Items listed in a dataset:

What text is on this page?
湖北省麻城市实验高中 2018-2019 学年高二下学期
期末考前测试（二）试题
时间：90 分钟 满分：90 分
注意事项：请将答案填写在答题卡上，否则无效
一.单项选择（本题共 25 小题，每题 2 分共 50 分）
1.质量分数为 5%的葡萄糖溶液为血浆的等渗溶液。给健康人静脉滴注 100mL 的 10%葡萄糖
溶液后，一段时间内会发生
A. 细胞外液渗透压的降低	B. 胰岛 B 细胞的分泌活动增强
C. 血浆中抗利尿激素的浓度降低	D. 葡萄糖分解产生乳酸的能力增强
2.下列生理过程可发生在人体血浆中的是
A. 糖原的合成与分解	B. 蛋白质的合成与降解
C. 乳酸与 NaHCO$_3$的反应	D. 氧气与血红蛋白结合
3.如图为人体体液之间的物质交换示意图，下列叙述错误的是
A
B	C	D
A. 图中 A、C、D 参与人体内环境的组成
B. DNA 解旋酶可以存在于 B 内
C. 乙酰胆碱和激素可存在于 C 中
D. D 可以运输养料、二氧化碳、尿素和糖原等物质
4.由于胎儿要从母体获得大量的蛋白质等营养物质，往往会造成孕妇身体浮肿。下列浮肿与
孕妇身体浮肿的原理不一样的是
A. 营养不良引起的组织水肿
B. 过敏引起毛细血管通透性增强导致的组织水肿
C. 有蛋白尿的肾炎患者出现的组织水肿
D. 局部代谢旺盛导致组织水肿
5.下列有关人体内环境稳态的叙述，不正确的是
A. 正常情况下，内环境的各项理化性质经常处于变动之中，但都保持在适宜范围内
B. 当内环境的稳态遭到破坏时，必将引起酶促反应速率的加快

---

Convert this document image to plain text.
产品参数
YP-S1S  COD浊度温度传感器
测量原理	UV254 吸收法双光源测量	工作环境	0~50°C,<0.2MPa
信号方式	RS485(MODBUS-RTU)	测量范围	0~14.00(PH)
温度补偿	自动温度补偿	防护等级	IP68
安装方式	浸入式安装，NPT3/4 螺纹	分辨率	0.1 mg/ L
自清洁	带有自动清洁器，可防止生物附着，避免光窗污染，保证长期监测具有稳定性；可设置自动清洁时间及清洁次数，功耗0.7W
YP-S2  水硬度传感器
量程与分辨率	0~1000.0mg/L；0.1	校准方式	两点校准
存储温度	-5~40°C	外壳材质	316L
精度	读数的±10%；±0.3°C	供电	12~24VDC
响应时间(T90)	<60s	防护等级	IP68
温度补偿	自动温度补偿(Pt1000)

--

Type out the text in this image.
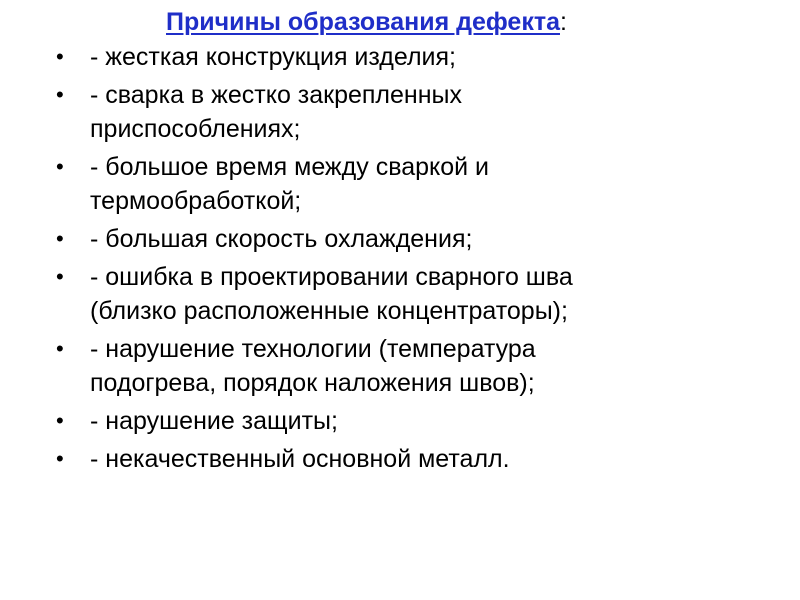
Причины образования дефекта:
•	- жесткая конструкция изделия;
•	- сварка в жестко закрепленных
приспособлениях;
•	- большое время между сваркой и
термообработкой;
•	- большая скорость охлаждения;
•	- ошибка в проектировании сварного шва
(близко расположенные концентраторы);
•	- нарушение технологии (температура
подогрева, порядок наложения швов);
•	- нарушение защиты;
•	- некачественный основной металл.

## Task instructions:
Pick out the lines containing the string "нарушение".

## Task answer:
•	- нарушение технологии (температура
•	- нарушение защиты;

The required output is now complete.